## Objective
Repeat every entry in the listing below, exactly.

## Data supplied
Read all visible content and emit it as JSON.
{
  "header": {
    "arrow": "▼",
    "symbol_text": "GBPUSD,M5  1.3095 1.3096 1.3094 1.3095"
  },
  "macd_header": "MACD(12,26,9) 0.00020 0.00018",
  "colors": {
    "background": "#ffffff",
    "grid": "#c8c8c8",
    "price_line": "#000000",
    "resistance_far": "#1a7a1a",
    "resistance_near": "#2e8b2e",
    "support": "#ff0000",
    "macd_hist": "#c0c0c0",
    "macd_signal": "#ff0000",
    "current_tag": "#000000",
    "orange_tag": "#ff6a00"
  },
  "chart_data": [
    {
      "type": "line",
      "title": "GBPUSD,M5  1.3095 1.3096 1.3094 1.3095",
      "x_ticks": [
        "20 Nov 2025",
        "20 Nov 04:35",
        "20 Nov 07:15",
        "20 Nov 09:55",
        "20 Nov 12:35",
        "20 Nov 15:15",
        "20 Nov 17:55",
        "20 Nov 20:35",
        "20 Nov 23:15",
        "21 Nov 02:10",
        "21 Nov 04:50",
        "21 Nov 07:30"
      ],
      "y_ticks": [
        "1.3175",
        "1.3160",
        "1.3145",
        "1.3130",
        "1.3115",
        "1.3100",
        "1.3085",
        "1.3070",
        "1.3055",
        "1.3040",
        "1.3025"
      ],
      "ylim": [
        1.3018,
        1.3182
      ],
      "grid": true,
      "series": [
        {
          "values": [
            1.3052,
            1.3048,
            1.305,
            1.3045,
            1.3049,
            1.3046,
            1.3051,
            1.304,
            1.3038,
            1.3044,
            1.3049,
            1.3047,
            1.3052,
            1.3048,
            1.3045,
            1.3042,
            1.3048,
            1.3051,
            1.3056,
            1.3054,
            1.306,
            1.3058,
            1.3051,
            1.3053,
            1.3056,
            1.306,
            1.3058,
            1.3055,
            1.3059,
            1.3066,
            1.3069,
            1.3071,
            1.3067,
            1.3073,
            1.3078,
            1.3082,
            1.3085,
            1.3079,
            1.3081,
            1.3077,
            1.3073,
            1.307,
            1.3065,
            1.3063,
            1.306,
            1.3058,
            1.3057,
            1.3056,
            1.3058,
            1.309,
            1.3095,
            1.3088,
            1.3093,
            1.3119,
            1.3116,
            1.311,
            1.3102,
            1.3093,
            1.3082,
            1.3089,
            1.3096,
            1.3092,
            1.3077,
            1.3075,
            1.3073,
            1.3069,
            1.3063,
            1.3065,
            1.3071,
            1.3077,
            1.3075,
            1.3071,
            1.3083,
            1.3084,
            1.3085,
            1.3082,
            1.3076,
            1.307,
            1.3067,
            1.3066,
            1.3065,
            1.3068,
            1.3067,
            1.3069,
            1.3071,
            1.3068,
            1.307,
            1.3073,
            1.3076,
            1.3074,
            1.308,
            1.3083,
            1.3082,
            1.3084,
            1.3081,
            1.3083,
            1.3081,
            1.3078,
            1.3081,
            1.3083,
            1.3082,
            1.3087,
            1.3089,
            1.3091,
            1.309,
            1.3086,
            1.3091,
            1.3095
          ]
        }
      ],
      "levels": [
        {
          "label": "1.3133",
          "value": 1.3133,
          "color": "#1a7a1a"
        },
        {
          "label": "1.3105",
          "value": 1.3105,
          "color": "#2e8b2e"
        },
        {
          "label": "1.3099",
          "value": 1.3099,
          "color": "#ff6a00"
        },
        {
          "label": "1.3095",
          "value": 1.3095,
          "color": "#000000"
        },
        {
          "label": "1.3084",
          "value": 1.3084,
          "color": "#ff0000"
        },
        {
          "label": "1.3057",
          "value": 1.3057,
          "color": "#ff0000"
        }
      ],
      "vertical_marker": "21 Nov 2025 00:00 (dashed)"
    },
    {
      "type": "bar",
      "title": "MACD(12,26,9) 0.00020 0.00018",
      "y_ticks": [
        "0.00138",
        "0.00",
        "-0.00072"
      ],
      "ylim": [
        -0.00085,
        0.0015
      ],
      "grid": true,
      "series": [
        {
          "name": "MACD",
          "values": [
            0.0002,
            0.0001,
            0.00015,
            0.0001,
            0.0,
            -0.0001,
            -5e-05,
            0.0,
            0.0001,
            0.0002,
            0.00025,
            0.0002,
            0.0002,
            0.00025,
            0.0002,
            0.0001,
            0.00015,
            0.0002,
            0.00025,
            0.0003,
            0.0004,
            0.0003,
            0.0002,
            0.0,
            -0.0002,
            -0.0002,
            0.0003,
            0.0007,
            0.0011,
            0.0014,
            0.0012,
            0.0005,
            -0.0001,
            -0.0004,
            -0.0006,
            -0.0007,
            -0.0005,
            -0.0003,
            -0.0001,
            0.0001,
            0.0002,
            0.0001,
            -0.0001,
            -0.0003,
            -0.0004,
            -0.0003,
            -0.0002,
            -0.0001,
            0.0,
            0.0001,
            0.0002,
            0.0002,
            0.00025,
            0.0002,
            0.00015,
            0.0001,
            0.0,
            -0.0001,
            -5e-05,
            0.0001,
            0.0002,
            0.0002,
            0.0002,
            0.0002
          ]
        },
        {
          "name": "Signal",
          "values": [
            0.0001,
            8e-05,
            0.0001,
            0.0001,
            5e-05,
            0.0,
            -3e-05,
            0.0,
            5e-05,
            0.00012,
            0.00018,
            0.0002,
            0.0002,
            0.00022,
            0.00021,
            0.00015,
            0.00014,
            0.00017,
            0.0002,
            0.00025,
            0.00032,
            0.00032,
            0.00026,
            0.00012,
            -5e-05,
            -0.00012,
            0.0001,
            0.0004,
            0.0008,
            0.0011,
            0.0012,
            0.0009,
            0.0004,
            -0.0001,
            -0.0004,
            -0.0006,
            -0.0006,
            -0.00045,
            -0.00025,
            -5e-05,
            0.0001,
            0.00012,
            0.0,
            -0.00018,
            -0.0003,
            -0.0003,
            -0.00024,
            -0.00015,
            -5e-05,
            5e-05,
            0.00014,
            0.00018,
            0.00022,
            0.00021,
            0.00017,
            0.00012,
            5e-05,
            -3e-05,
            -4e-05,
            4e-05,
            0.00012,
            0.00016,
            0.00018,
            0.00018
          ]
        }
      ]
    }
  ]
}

## Solution to the problem
Read all visible content and emit it as JSON.
{
  "header": {
    "arrow": "▼",
    "symbol_text": "GBPUSD,M5  1.3095 1.3096 1.3094 1.3095"
  },
  "macd_header": "MACD(12,26,9) 0.00020 0.00018",
  "colors": {
    "background": "#ffffff",
    "grid": "#c8c8c8",
    "price_line": "#000000",
    "resistance_far": "#1a7a1a",
    "resistance_near": "#2e8b2e",
    "support": "#ff0000",
    "macd_hist": "#c0c0c0",
    "macd_signal": "#ff0000",
    "current_tag": "#000000",
    "orange_tag": "#ff6a00"
  },
  "chart_data": [
    {
      "type": "line",
      "title": "GBPUSD,M5  1.3095 1.3096 1.3094 1.3095",
      "x_ticks": [
        "20 Nov 2025",
        "20 Nov 04:35",
        "20 Nov 07:15",
        "20 Nov 09:55",
        "20 Nov 12:35",
        "20 Nov 15:15",
        "20 Nov 17:55",
        "20 Nov 20:35",
        "20 Nov 23:15",
        "21 Nov 02:10",
        "21 Nov 04:50",
        "21 Nov 07:30"
      ],
      "y_ticks": [
        "1.3175",
        "1.3160",
        "1.3145",
        "1.3130",
        "1.3115",
        "1.3100",
        "1.3085",
        "1.3070",
        "1.3055",
        "1.3040",
        "1.3025"
      ],
      "ylim": [
        1.3018,
        1.3182
      ],
      "grid": true,
      "series": [
        {
          "values": [
            1.3052,
            1.3048,
            1.305,
            1.3045,
            1.3049,
            1.3046,
            1.3051,
            1.304,
            1.3038,
            1.3044,
            1.3049,
            1.3047,
            1.3052,
            1.3048,
            1.3045,
            1.3042,
            1.3048,
            1.3051,
            1.3056,
            1.3054,
            1.306,
            1.3058,
            1.3051,
            1.3053,
            1.3056,
            1.306,
            1.3058,
            1.3055,
            1.3059,
            1.3066,
            1.3069,
            1.3071,
            1.3067,
            1.3073,
            1.3078,
            1.3082,
            1.3085,
            1.3079,
            1.3081,
            1.3077,
            1.3073,
            1.307,
            1.3065,
            1.3063,
            1.306,
            1.3058,
            1.3057,
            1.3056,
            1.3058,
            1.309,
            1.3095,
            1.3088,
            1.3093,
            1.3119,
            1.3116,
            1.311,
            1.3102,
            1.3093,
            1.3082,
            1.3089,
            1.3096,
            1.3092,
            1.3077,
            1.3075,
            1.3073,
            1.3069,
            1.3063,
            1.3065,
            1.3071,
            1.3077,
            1.3075,
            1.3071,
            1.3083,
            1.3084,
            1.3085,
            1.3082,
            1.3076,
            1.307,
            1.3067,
            1.3066,
            1.3065,
            1.3068,
            1.3067,
            1.3069,
            1.3071,
            1.3068,
            1.307,
            1.3073,
            1.3076,
            1.3074,
            1.308,
            1.3083,
            1.3082,
            1.3084,
            1.3081,
            1.3083,
            1.3081,
            1.3078,
            1.3081,
            1.3083,
            1.3082,
            1.3087,
            1.3089,
            1.3091,
            1.309,
            1.3086,
            1.3091,
            1.3095
          ]
        }
      ],
      "levels": [
        {
          "label": "1.3133",
          "value": 1.3133,
          "color": "#1a7a1a"
        },
        {
          "label": "1.3105",
          "value": 1.3105,
          "color": "#2e8b2e"
        },
        {
          "label": "1.3099",
          "value": 1.3099,
          "color": "#ff6a00"
        },
        {
          "label": "1.3095",
          "value": 1.3095,
          "color": "#000000"
        },
        {
          "label": "1.3084",
          "value": 1.3084,
          "color": "#ff0000"
        },
        {
          "label": "1.3057",
          "value": 1.3057,
          "color": "#ff0000"
        }
      ],
      "vertical_marker": "21 Nov 2025 00:00 (dashed)"
    },
    {
      "type": "bar",
      "title": "MACD(12,26,9) 0.00020 0.00018",
      "y_ticks": [
        "0.00138",
        "0.00",
        "-0.00072"
      ],
      "ylim": [
        -0.00085,
        0.0015
      ],
      "grid": true,
      "series": [
        {
          "name": "MACD",
          "values": [
            0.0002,
            0.0001,
            0.00015,
            0.0001,
            0.0,
            -0.0001,
            -5e-05,
            0.0,
            0.0001,
            0.0002,
            0.00025,
            0.0002,
            0.0002,
            0.00025,
            0.0002,
            0.0001,
            0.00015,
            0.0002,
            0.00025,
            0.0003,
            0.0004,
            0.0003,
            0.0002,
            0.0,
            -0.0002,
            -0.0002,
            0.0003,
            0.0007,
            0.0011,
            0.0014,
            0.0012,
            0.0005,
            -0.0001,
            -0.0004,
            -0.0006,
            -0.0007,
            -0.0005,
            -0.0003,
            -0.0001,
            0.0001,
            0.0002,
            0.0001,
            -0.0001,
            -0.0003,
            -0.0004,
            -0.0003,
            -0.0002,
            -0.0001,
            0.0,
            0.0001,
            0.0002,
            0.0002,
            0.00025,
            0.0002,
            0.00015,
            0.0001,
            0.0,
            -0.0001,
            -5e-05,
            0.0001,
            0.0002,
            0.0002,
            0.0002,
            0.0002
          ]
        },
        {
          "name": "Signal",
          "values": [
            0.0001,
            8e-05,
            0.0001,
            0.0001,
            5e-05,
            0.0,
            -3e-05,
            0.0,
            5e-05,
            0.00012,
            0.00018,
            0.0002,
            0.0002,
            0.00022,
            0.00021,
            0.00015,
            0.00014,
            0.00017,
            0.0002,
            0.00025,
            0.00032,
            0.00032,
            0.00026,
            0.00012,
            -5e-05,
            -0.00012,
            0.0001,
            0.0004,
            0.0008,
            0.0011,
            0.0012,
            0.0009,
            0.0004,
            -0.0001,
            -0.0004,
            -0.0006,
            -0.0006,
            -0.00045,
            -0.00025,
            -5e-05,
            0.0001,
            0.00012,
            0.0,
            -0.00018,
            -0.0003,
            -0.0003,
            -0.00024,
            -0.00015,
            -5e-05,
            5e-05,
            0.00014,
            0.00018,
            0.00022,
            0.00021,
            0.00017,
            0.00012,
            5e-05,
            -3e-05,
            -4e-05,
            4e-05,
            0.00012,
            0.00016,
            0.00018,
            0.00018
          ]
        }
      ]
    }
  ]
}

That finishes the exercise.